What is needed - Copy out each line of the material below with no changes.

Extracted entries -
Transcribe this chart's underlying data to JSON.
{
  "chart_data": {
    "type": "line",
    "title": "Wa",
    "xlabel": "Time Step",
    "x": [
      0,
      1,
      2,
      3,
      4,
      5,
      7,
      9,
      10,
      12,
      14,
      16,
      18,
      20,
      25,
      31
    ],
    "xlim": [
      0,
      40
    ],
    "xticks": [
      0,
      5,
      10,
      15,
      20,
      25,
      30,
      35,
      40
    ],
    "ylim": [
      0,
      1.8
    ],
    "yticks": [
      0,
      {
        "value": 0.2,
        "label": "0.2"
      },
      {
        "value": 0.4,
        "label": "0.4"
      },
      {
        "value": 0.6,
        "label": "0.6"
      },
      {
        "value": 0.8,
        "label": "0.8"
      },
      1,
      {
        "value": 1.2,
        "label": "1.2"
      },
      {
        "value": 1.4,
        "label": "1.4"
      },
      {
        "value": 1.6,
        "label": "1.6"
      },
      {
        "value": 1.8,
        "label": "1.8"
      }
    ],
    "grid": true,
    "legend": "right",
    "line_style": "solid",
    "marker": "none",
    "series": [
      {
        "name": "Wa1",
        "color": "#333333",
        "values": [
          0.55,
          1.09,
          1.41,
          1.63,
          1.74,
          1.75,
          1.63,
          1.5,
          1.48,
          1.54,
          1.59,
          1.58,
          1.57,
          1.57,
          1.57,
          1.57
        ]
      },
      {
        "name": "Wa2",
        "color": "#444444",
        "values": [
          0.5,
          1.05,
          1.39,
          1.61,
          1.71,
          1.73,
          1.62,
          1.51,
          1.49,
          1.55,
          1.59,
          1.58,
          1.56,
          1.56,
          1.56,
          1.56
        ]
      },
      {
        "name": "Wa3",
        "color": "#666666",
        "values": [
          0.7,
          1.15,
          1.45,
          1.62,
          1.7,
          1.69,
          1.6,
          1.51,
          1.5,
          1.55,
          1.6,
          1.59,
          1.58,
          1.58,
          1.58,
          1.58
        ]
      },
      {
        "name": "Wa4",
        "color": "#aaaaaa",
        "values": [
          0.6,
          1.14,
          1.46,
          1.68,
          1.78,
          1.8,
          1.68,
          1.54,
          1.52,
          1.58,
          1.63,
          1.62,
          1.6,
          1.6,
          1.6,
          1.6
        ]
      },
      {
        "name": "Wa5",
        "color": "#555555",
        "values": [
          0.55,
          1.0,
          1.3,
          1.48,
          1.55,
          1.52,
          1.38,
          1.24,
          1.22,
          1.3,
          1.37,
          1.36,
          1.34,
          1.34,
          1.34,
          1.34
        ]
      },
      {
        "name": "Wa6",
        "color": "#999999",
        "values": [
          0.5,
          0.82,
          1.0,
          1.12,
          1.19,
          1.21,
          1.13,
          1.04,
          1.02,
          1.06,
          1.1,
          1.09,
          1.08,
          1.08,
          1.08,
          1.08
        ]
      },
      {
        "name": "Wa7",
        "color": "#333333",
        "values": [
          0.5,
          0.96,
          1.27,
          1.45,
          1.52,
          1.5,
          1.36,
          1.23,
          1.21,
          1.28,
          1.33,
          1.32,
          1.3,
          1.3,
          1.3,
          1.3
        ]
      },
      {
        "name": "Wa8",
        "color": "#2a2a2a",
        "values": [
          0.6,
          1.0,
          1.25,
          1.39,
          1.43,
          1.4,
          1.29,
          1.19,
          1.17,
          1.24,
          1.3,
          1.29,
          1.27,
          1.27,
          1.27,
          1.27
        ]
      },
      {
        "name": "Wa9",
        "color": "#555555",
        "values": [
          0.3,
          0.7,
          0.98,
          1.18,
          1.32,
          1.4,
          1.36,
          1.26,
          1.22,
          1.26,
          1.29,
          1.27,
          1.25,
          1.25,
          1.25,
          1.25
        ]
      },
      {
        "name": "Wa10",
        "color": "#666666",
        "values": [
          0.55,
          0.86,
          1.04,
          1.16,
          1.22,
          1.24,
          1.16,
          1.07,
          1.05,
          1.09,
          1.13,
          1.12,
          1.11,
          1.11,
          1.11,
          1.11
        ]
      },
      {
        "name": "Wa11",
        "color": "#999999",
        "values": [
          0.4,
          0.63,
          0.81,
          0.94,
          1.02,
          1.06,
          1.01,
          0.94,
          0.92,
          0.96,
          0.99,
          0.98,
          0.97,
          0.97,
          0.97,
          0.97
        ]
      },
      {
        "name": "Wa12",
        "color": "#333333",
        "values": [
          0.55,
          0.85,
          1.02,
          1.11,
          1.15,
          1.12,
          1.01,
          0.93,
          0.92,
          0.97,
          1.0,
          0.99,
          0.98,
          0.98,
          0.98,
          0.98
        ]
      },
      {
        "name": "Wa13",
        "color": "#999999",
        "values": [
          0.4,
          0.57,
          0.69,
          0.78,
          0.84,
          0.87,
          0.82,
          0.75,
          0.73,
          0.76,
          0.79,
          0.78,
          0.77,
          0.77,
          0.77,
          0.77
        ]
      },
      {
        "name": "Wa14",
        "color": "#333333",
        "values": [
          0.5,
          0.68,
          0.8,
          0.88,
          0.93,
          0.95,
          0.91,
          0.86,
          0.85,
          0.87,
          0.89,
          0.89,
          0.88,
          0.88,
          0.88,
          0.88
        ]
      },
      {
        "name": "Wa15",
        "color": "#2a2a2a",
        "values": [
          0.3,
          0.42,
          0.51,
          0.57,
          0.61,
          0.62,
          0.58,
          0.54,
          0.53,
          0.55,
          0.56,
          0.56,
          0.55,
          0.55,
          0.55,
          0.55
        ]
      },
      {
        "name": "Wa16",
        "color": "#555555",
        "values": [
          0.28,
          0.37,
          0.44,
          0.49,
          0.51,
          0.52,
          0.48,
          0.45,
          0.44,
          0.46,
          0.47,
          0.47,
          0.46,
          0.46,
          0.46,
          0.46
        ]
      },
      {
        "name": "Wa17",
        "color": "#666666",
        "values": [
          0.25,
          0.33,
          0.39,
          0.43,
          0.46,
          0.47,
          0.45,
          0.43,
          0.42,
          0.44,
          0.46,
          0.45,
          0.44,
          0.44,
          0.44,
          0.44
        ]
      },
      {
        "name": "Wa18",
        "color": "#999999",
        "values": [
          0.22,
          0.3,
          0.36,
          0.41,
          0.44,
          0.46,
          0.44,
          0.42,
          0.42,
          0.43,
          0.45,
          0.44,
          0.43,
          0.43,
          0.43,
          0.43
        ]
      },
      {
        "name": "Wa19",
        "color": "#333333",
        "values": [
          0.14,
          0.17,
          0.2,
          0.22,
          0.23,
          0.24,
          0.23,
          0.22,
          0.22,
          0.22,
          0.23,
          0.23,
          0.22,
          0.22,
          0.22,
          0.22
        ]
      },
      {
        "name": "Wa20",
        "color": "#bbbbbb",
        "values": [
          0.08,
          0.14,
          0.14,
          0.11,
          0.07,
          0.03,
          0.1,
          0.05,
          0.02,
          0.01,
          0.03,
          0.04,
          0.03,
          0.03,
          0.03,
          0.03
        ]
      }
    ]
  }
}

Full response -
Transcribe this chart's underlying data to JSON.
{
  "chart_data": {
    "type": "line",
    "title": "Wa",
    "xlabel": "Time Step",
    "x": [
      0,
      1,
      2,
      3,
      4,
      5,
      7,
      9,
      10,
      12,
      14,
      16,
      18,
      20,
      25,
      31
    ],
    "xlim": [
      0,
      40
    ],
    "xticks": [
      0,
      5,
      10,
      15,
      20,
      25,
      30,
      35,
      40
    ],
    "ylim": [
      0,
      1.8
    ],
    "yticks": [
      0,
      {
        "value": 0.2,
        "label": "0.2"
      },
      {
        "value": 0.4,
        "label": "0.4"
      },
      {
        "value": 0.6,
        "label": "0.6"
      },
      {
        "value": 0.8,
        "label": "0.8"
      },
      1,
      {
        "value": 1.2,
        "label": "1.2"
      },
      {
        "value": 1.4,
        "label": "1.4"
      },
      {
        "value": 1.6,
        "label": "1.6"
      },
      {
        "value": 1.8,
        "label": "1.8"
      }
    ],
    "grid": true,
    "legend": "right",
    "line_style": "solid",
    "marker": "none",
    "series": [
      {
        "name": "Wa1",
        "color": "#333333",
        "values": [
          0.55,
          1.09,
          1.41,
          1.63,
          1.74,
          1.75,
          1.63,
          1.5,
          1.48,
          1.54,
          1.59,
          1.58,
          1.57,
          1.57,
          1.57,
          1.57
        ]
      },
      {
        "name": "Wa2",
        "color": "#444444",
        "values": [
          0.5,
          1.05,
          1.39,
          1.61,
          1.71,
          1.73,
          1.62,
          1.51,
          1.49,
          1.55,
          1.59,
          1.58,
          1.56,
          1.56,
          1.56,
          1.56
        ]
      },
      {
        "name": "Wa3",
        "color": "#666666",
        "values": [
          0.7,
          1.15,
          1.45,
          1.62,
          1.7,
          1.69,
          1.6,
          1.51,
          1.5,
          1.55,
          1.6,
          1.59,
          1.58,
          1.58,
          1.58,
          1.58
        ]
      },
      {
        "name": "Wa4",
        "color": "#aaaaaa",
        "values": [
          0.6,
          1.14,
          1.46,
          1.68,
          1.78,
          1.8,
          1.68,
          1.54,
          1.52,
          1.58,
          1.63,
          1.62,
          1.6,
          1.6,
          1.6,
          1.6
        ]
      },
      {
        "name": "Wa5",
        "color": "#555555",
        "values": [
          0.55,
          1.0,
          1.3,
          1.48,
          1.55,
          1.52,
          1.38,
          1.24,
          1.22,
          1.3,
          1.37,
          1.36,
          1.34,
          1.34,
          1.34,
          1.34
        ]
      },
      {
        "name": "Wa6",
        "color": "#999999",
        "values": [
          0.5,
          0.82,
          1.0,
          1.12,
          1.19,
          1.21,
          1.13,
          1.04,
          1.02,
          1.06,
          1.1,
          1.09,
          1.08,
          1.08,
          1.08,
          1.08
        ]
      },
      {
        "name": "Wa7",
        "color": "#333333",
        "values": [
          0.5,
          0.96,
          1.27,
          1.45,
          1.52,
          1.5,
          1.36,
          1.23,
          1.21,
          1.28,
          1.33,
          1.32,
          1.3,
          1.3,
          1.3,
          1.3
        ]
      },
      {
        "name": "Wa8",
        "color": "#2a2a2a",
        "values": [
          0.6,
          1.0,
          1.25,
          1.39,
          1.43,
          1.4,
          1.29,
          1.19,
          1.17,
          1.24,
          1.3,
          1.29,
          1.27,
          1.27,
          1.27,
          1.27
        ]
      },
      {
        "name": "Wa9",
        "color": "#555555",
        "values": [
          0.3,
          0.7,
          0.98,
          1.18,
          1.32,
          1.4,
          1.36,
          1.26,
          1.22,
          1.26,
          1.29,
          1.27,
          1.25,
          1.25,
          1.25,
          1.25
        ]
      },
      {
        "name": "Wa10",
        "color": "#666666",
        "values": [
          0.55,
          0.86,
          1.04,
          1.16,
          1.22,
          1.24,
          1.16,
          1.07,
          1.05,
          1.09,
          1.13,
          1.12,
          1.11,
          1.11,
          1.11,
          1.11
        ]
      },
      {
        "name": "Wa11",
        "color": "#999999",
        "values": [
          0.4,
          0.63,
          0.81,
          0.94,
          1.02,
          1.06,
          1.01,
          0.94,
          0.92,
          0.96,
          0.99,
          0.98,
          0.97,
          0.97,
          0.97,
          0.97
        ]
      },
      {
        "name": "Wa12",
        "color": "#333333",
        "values": [
          0.55,
          0.85,
          1.02,
          1.11,
          1.15,
          1.12,
          1.01,
          0.93,
          0.92,
          0.97,
          1.0,
          0.99,
          0.98,
          0.98,
          0.98,
          0.98
        ]
      },
      {
        "name": "Wa13",
        "color": "#999999",
        "values": [
          0.4,
          0.57,
          0.69,
          0.78,
          0.84,
          0.87,
          0.82,
          0.75,
          0.73,
          0.76,
          0.79,
          0.78,
          0.77,
          0.77,
          0.77,
          0.77
        ]
      },
      {
        "name": "Wa14",
        "color": "#333333",
        "values": [
          0.5,
          0.68,
          0.8,
          0.88,
          0.93,
          0.95,
          0.91,
          0.86,
          0.85,
          0.87,
          0.89,
          0.89,
          0.88,
          0.88,
          0.88,
          0.88
        ]
      },
      {
        "name": "Wa15",
        "color": "#2a2a2a",
        "values": [
          0.3,
          0.42,
          0.51,
          0.57,
          0.61,
          0.62,
          0.58,
          0.54,
          0.53,
          0.55,
          0.56,
          0.56,
          0.55,
          0.55,
          0.55,
          0.55
        ]
      },
      {
        "name": "Wa16",
        "color": "#555555",
        "values": [
          0.28,
          0.37,
          0.44,
          0.49,
          0.51,
          0.52,
          0.48,
          0.45,
          0.44,
          0.46,
          0.47,
          0.47,
          0.46,
          0.46,
          0.46,
          0.46
        ]
      },
      {
        "name": "Wa17",
        "color": "#666666",
        "values": [
          0.25,
          0.33,
          0.39,
          0.43,
          0.46,
          0.47,
          0.45,
          0.43,
          0.42,
          0.44,
          0.46,
          0.45,
          0.44,
          0.44,
          0.44,
          0.44
        ]
      },
      {
        "name": "Wa18",
        "color": "#999999",
        "values": [
          0.22,
          0.3,
          0.36,
          0.41,
          0.44,
          0.46,
          0.44,
          0.42,
          0.42,
          0.43,
          0.45,
          0.44,
          0.43,
          0.43,
          0.43,
          0.43
        ]
      },
      {
        "name": "Wa19",
        "color": "#333333",
        "values": [
          0.14,
          0.17,
          0.2,
          0.22,
          0.23,
          0.24,
          0.23,
          0.22,
          0.22,
          0.22,
          0.23,
          0.23,
          0.22,
          0.22,
          0.22,
          0.22
        ]
      },
      {
        "name": "Wa20",
        "color": "#bbbbbb",
        "values": [
          0.08,
          0.14,
          0.14,
          0.11,
          0.07,
          0.03,
          0.1,
          0.05,
          0.02,
          0.01,
          0.03,
          0.04,
          0.03,
          0.03,
          0.03,
          0.03
        ]
      }
    ]
  }
}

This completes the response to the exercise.